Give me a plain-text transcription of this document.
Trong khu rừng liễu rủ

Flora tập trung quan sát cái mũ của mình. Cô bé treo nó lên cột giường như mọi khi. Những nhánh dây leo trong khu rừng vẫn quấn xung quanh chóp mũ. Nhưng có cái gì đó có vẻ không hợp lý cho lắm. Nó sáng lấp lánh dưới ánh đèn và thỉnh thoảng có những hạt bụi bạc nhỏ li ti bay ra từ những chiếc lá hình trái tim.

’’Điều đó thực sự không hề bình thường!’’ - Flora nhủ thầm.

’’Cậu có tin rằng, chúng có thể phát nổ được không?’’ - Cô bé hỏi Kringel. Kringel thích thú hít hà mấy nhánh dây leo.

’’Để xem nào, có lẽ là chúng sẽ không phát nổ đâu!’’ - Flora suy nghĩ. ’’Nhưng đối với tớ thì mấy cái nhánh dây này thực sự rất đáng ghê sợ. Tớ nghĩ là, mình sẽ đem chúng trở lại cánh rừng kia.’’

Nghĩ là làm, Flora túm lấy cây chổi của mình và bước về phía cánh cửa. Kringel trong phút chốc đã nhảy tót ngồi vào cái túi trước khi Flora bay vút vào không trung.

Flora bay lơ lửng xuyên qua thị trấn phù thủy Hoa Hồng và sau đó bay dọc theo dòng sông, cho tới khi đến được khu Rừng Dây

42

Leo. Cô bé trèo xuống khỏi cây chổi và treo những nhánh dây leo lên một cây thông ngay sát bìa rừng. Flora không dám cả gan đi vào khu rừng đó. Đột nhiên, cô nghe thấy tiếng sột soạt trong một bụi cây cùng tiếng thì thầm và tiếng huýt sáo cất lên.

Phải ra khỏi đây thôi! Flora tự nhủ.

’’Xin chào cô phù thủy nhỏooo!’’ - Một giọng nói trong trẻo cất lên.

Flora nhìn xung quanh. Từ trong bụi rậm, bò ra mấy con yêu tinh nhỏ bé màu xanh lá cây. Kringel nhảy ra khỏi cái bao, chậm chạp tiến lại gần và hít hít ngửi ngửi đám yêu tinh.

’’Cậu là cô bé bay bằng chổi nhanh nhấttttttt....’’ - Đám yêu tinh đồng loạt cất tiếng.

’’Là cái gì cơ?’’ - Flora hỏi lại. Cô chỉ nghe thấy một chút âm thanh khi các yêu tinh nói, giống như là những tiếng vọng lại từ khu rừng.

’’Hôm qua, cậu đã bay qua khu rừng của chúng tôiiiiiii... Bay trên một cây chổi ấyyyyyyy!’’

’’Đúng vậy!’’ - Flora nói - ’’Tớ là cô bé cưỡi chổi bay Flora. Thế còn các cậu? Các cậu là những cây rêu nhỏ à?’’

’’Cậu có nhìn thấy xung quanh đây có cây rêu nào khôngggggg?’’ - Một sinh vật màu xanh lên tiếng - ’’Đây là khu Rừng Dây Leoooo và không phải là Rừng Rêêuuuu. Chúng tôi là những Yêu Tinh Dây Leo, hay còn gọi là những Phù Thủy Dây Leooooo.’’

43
# # #
State the number of lines in the preceding entries that include the word "nhảy". Provide nothing else.

→ **The completed task**: 2